>> START Dataset records
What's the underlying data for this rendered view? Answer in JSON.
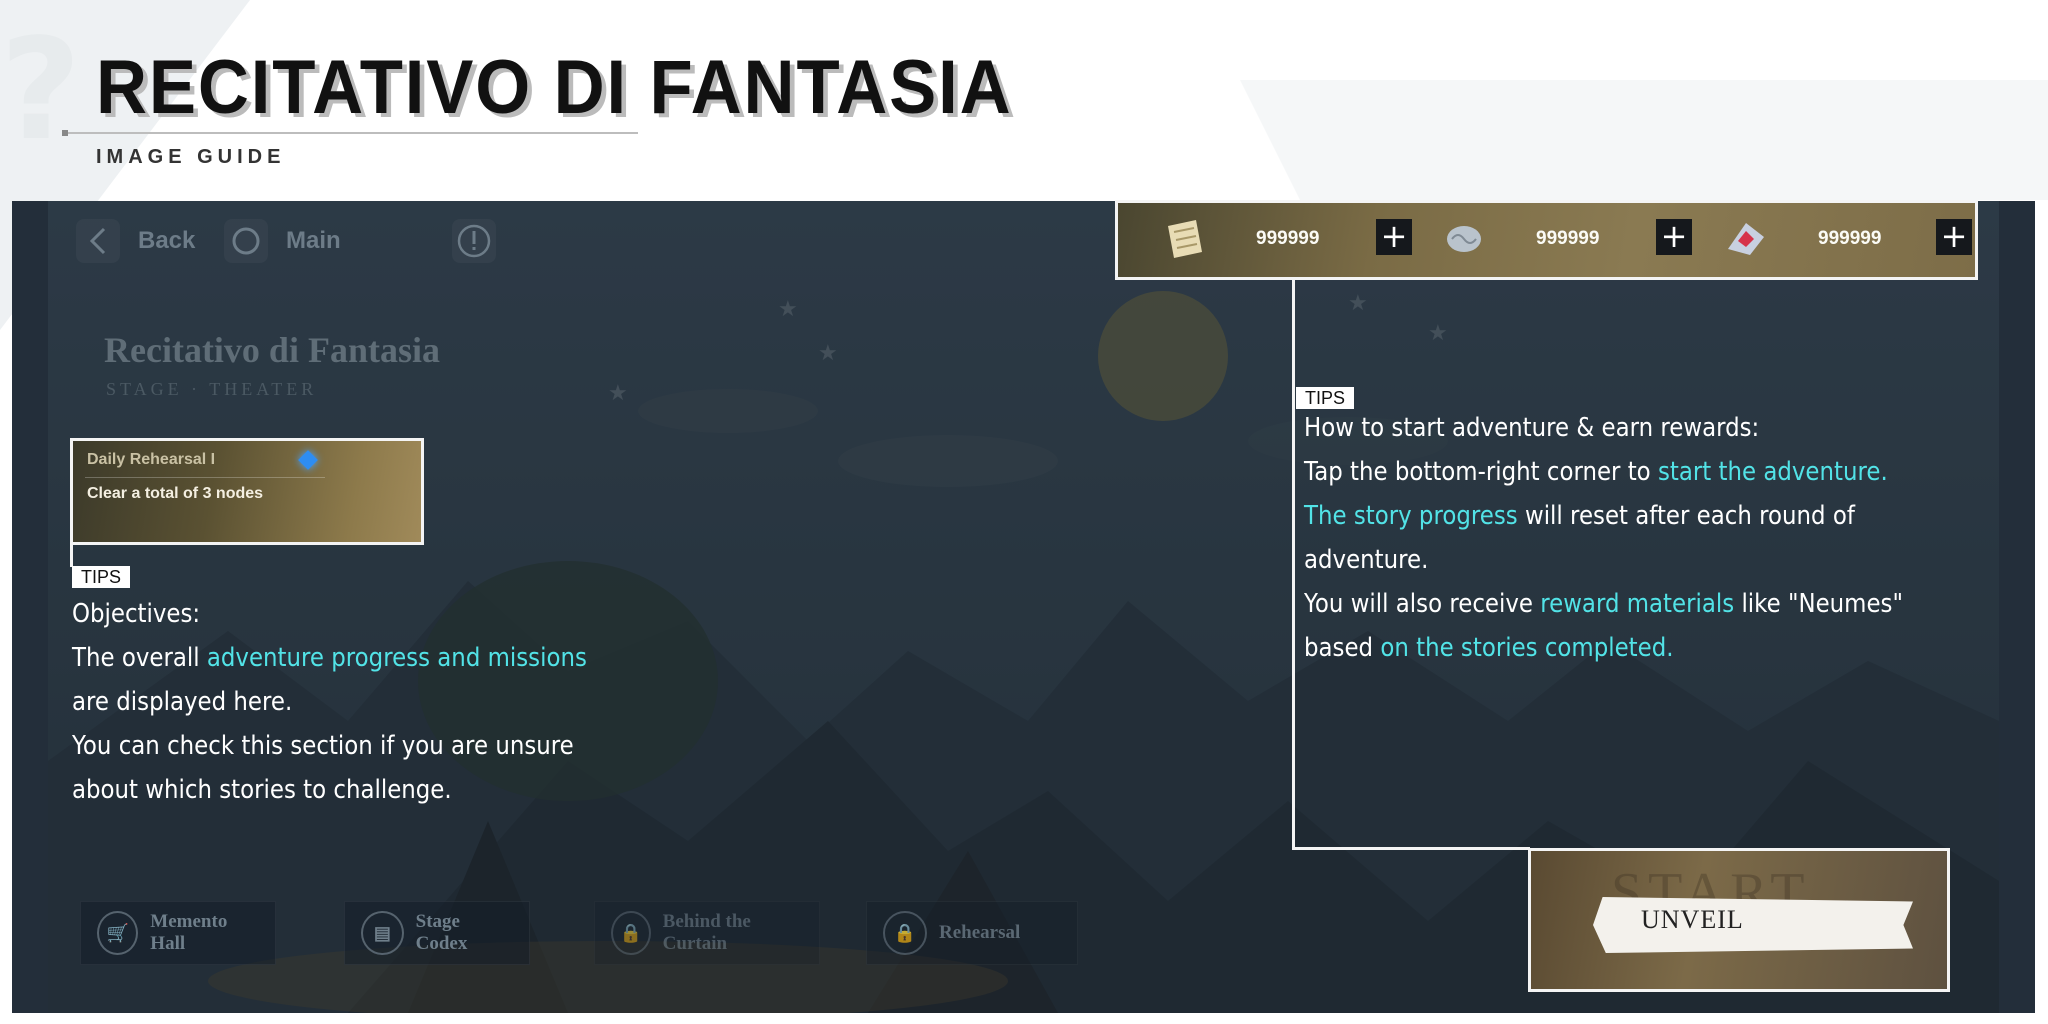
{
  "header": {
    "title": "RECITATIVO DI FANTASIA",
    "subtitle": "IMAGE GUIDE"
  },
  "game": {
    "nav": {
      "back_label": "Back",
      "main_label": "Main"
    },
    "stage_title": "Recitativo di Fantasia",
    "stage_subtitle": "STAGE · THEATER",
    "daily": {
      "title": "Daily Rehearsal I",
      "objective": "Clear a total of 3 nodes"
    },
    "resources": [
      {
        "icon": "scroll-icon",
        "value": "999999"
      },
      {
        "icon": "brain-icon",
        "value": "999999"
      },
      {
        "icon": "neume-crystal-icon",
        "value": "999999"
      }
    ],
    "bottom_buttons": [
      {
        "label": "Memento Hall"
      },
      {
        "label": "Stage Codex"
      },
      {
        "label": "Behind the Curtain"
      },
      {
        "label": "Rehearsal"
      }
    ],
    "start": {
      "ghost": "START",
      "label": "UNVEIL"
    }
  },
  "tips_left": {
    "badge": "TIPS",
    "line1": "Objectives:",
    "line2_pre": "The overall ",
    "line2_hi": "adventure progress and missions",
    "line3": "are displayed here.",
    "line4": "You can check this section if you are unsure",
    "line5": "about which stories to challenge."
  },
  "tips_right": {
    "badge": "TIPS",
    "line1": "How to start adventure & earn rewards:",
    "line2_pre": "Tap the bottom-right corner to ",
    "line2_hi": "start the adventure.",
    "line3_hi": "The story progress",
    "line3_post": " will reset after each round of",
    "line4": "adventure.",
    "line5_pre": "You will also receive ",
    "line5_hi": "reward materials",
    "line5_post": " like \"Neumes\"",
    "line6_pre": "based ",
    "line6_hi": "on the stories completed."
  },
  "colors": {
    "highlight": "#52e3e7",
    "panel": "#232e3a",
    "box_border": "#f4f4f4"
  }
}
>> END Dataset records
| Problem details |
Give back the whole listing as it stands, minus its pictures.

| Correct response |
What's the underlying data for this rendered view? Answer in JSON.
{
  "header": {
    "title": "RECITATIVO DI FANTASIA",
    "subtitle": "IMAGE GUIDE"
  },
  "game": {
    "nav": {
      "back_label": "Back",
      "main_label": "Main"
    },
    "stage_title": "Recitativo di Fantasia",
    "stage_subtitle": "STAGE · THEATER",
    "daily": {
      "title": "Daily Rehearsal I",
      "objective": "Clear a total of 3 nodes"
    },
    "resources": [
      {
        "icon": "scroll-icon",
        "value": "999999"
      },
      {
        "icon": "brain-icon",
        "value": "999999"
      },
      {
        "icon": "neume-crystal-icon",
        "value": "999999"
      }
    ],
    "bottom_buttons": [
      {
        "label": "Memento Hall"
      },
      {
        "label": "Stage Codex"
      },
      {
        "label": "Behind the Curtain"
      },
      {
        "label": "Rehearsal"
      }
    ],
    "start": {
      "ghost": "START",
      "label": "UNVEIL"
    }
  },
  "tips_left": {
    "badge": "TIPS",
    "line1": "Objectives:",
    "line2_pre": "The overall ",
    "line2_hi": "adventure progress and missions",
    "line3": "are displayed here.",
    "line4": "You can check this section if you are unsure",
    "line5": "about which stories to challenge."
  },
  "tips_right": {
    "badge": "TIPS",
    "line1": "How to start adventure & earn rewards:",
    "line2_pre": "Tap the bottom-right corner to ",
    "line2_hi": "start the adventure.",
    "line3_hi": "The story progress",
    "line3_post": " will reset after each round of",
    "line4": "adventure.",
    "line5_pre": "You will also receive ",
    "line5_hi": "reward materials",
    "line5_post": " like \"Neumes\"",
    "line6_pre": "based ",
    "line6_hi": "on the stories completed."
  },
  "colors": {
    "highlight": "#52e3e7",
    "panel": "#232e3a",
    "box_border": "#f4f4f4"
  }
}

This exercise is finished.